• _PROVIDED PASSAGE_:
***

Default management Member-managed; each member has authority to bind under O.C.G.A. § 14-11-301 unless articles state manager-managed
Default voting Majority of members on ordinary matters; unanimous on extraordinary matters (O.C.G.A. § 14-11-305)
Default distribution rule Equal per capita unless agreement specifies otherwise (O.C.G.A. § 14-11-403)
Charging order exclusive remedy? Yes — O.C.G.A. § 14-11-504 (court may charge the LLC interest with payment of the unsatisfied judgment); judgment creditor entitled only to distributions
Fiduciary waiver scope Duties may be modified by written operating agreement; good faith required (O.C.G.A. § 14-11-305)
Judicial dissolution standard "Not reasonably practicable to carry on the business" (O.C.G.A. § 14-11-603(a))
Administrative dissolution Secretary of State may dissolve for failure to file annual registration within 60 days after due date or for lack of registered agent for 60+ days (§ 14-11-603(b))

Article I — Formation

Section 1.1 — Formation Under the Act

This Multi-Member Limited Liability Company Operating Agreement (this "Agreement") is entered into and effective as of [__/__/____] by and among the persons listed in Article III (collectively, the "Members") of [________________________________], LLC (the "Company"), a Georgia limited liability company formed under the Georgia Limited Liability Company Act, O.C.G.A. § 14-11-100 et seq. (the "Act").

Section 1.2 — Articles of Organization

☐ Articles of Organization (Form CD 030) were filed with the Georgia Secretary of State on [__/__/____].
☐ Control Number: [____________]
☐ Effective Date: [__/__/____]
☐ Publication notice published (if required) in the county newspaper of [____________] County on [__/__/____].

Section 1.3 — Name and Principal Office

Field Value
Legal Name of Company [________________________________], LLC
Principal Office Address [________________________________]
County [________________________________]
Mailing Address (if different) [________________________________]

Section 1.4 — Registered Agent

Field Value
Registered Agent Name [________________________________]
Registered Office (Georgia street address — no P.O. box) [________________________________]

Section 1.5 — Duration

☐ Perpetual existence (default under O.C.G.A. § 14-11-203)
☐ Limited term, dissolving on [__/__/____]


Article II — Purpose and Powers

Section 2.1 — Purpose

The Company is organized to engage in any lawful business or activity for which a limited liability company may be organized under the Act. The specific intended activities are: [________________________________].

Section 2.2 — Powers

The Company has all powers granted to limited liability companies under O.C.G.A. § 14-11-202, including to sue and be sued, acquire and hold property, enter into contracts, borrow, invest, and do all acts necessary or convenient to its purposes.

Section 2.3 — Limitations

☐ The Company shall not engage in the practice of any profession requiring formation as a Professional Limited Liability Company unless and until properly licensed.


Article III — Members and Membership Interests

Section 3.1 — Initial Members

Member Name Address Initial Capital Contribution Percentage Interest
[________________________________] [________________________________] $[____________] [____]%
[________________________________] [________________________________] $[____________] [____]%
[________________________________] [________________________________] $[____________] [____]%
[________________________________] [________________________________] $[____________] [____]%
Total $[____________] 100%

Section 3.2 — Nature of Membership Interest

Pursuant to O.C.G.A. § 14-11-501, an LLC interest is personal property. A Member has no interest in specific LLC property.

***

• _DATA SECTION_:
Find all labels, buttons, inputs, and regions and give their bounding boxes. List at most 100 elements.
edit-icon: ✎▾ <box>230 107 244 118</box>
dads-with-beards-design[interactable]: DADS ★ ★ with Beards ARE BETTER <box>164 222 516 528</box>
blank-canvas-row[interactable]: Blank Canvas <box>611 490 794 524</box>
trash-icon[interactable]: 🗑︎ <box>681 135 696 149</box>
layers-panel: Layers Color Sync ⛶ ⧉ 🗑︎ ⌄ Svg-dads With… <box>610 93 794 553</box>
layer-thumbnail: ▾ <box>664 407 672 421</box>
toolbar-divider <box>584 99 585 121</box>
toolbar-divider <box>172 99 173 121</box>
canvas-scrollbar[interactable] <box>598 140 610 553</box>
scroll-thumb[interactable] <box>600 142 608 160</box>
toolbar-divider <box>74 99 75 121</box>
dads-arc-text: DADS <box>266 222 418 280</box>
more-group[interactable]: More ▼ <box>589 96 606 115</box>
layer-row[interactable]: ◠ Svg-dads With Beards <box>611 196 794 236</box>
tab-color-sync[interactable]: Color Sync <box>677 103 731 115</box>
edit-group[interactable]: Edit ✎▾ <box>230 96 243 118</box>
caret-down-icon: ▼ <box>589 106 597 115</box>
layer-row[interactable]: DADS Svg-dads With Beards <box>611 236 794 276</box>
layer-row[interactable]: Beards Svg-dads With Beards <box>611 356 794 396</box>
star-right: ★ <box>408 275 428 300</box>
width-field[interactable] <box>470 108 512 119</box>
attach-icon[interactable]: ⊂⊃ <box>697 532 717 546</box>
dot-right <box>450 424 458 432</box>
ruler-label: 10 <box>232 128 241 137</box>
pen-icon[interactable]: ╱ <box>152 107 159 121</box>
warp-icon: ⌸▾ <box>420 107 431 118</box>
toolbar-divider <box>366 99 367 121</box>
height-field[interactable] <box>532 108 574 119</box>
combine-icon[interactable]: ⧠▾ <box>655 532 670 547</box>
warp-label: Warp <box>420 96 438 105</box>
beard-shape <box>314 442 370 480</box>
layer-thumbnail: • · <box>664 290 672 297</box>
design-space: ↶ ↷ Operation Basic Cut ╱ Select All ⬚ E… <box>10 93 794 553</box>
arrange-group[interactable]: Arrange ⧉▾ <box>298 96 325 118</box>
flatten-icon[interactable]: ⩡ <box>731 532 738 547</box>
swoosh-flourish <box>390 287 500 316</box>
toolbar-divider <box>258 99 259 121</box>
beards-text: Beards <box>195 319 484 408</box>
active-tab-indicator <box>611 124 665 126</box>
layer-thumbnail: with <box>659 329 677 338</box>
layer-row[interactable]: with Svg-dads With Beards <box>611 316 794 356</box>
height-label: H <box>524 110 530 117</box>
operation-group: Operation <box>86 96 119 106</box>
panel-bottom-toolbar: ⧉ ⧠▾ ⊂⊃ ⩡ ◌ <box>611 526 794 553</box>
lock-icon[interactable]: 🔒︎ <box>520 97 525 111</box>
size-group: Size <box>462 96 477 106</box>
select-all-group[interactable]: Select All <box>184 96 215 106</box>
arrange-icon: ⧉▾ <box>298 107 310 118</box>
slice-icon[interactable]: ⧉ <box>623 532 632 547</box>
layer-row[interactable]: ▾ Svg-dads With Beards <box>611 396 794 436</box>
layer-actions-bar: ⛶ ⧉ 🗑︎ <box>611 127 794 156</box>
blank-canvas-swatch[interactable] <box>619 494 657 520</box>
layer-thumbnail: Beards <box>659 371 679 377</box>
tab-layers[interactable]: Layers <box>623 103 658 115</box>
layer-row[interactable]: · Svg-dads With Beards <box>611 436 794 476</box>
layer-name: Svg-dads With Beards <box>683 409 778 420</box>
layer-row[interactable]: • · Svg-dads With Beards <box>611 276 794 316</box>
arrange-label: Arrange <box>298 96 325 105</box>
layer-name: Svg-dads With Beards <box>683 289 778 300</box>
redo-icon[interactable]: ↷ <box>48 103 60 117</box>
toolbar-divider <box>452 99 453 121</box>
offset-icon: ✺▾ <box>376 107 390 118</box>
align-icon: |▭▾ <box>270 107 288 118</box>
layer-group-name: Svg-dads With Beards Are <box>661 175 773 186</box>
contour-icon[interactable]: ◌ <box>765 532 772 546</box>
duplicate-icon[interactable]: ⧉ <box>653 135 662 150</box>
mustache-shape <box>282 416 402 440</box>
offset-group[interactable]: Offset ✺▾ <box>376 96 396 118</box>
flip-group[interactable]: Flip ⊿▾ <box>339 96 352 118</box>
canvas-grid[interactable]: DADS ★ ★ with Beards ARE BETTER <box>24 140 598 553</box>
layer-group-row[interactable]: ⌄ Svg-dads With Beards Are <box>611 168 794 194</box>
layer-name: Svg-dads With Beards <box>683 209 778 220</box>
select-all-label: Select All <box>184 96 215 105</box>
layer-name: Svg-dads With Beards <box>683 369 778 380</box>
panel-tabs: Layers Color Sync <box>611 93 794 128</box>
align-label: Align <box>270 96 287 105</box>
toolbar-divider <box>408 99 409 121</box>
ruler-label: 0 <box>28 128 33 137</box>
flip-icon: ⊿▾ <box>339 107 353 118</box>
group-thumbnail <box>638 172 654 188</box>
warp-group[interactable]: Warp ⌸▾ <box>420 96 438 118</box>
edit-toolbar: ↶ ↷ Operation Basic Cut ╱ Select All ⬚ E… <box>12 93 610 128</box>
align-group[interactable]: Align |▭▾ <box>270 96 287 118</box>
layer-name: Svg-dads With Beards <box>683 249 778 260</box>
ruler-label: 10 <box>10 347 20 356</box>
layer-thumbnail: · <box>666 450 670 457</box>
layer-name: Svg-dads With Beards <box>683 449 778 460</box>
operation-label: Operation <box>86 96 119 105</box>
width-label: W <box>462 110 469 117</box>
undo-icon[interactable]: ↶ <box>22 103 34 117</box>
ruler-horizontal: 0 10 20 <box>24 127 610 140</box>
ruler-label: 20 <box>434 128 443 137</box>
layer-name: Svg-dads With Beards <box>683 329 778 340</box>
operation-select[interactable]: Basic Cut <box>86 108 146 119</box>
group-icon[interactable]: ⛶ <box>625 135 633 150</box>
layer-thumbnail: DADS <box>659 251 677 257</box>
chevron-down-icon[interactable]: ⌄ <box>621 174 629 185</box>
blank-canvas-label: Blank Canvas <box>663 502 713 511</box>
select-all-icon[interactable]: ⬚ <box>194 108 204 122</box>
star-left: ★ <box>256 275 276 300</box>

***

• _SET TASKS_:
1. Answer these from the Georgia LLC operating agreement:
(a) What is the default distribution rule when the agreement does not specify otherwise?
(b) Which O.C.G.A. section grants the Company its powers?
(c) What kind of address may not be used as the registered office?
2. Write the next part of the Georgia LLC operating agreement, picking up after Section 3.2.

• _PER-TASK ANSWERS_:
1.
(a) Equal per capita (O.C.G.A. § 14-11-403).
(b) O.C.G.A. § 14-11-202.
(c) A P.O. box. The registered office must be a Georgia street address.

2.
Section 3.3 — Admission of Additional Members

A person may be admitted as a Member only upon the unanimous written consent of all Members and execution of a joinder.

Section 3.4 — Limited Liability

Pursuant to O.C.G.A. § 14-11-303, no Member is liable, solely by reason of being a Member, for any debt, obligation, or liability of the Company.

Section 3.5 — Certificates of Interest

☐ The Company shall not issue certificates evidencing Membership Interests.
☐ The Company shall issue certificates in the form of Exhibit A.


Article IV — Capital Contributions and Capital Accounts

Section 4.1 — Initial Contributions

Each Member shall make the contribution shown in Section 3.1 on or before [__/__/____]. Contributions may take the form of cash, property, services rendered, a promissory note, or any other valuable consideration permitted by O.C.G.A. § 14-11-401.

Section 4.2 — No Interest on Contributions

No Member is entitled to interest on, or return of, any contribution except as expressly provided herein.

Section 4.3 — Capital Accounts

The Company shall maintain a capital account for each Member in accordance with Treas. Reg. § 1.704-1(b)(2)(iv).

Section 4.4 — Liability for Promised Contribution

A Member's obligation to make a promised contribution is not excused by death, disability, or other inability to perform, and is enforceable by the Company under O.C.G.A. § 14-11-402.


Article V — Capital Calls

Section 5.1 — Mandatory Capital Calls

☐ Mandatory capital calls require unanimous written consent of the Members.
☐ Capital calls may be made by the [Manager / a majority of Members in Interest] upon [____] days' prior written notice, specifying the aggregate amount and each Member's pro rata share.

Section 5.2 — Default Remedies

Upon a Defaulting Member's failure to fund within [____] days, the non-defaulting Members may elect one or more remedies:
☐ Loan the unfunded amount to the Defaulting Member at [____]% per annum
☐ Make up the shortfall pro rata and dilute the Defaulting Member's Percentage Interest per Exhibit B
☐ Forfeit distributions until restored
☐ Seek specific performance and damages under O.C.G.A. § 14-11-402

Section 5.3 — No Third-Party Beneficiaries

Capital-call obligations are solely for the benefit of the Members and the Company.


Article VI — Allocations and Distributions

Section 6.1 — Allocations

Profits and losses shall be allocated to the Members in proportion to their Percentage Interests, subject to applicable Treasury regulatory allocations under § 1.704-1(b) and § 1.704-2.

Section 6.2 — Operating Distributions — Default Displaced

The Members displace the default equal-sharing rule under O.C.G.A. § 14-11-403. Distributions shall be made in proportion to Percentage Interests, subject to the limitations in O.C.G.A. § 14-11-407.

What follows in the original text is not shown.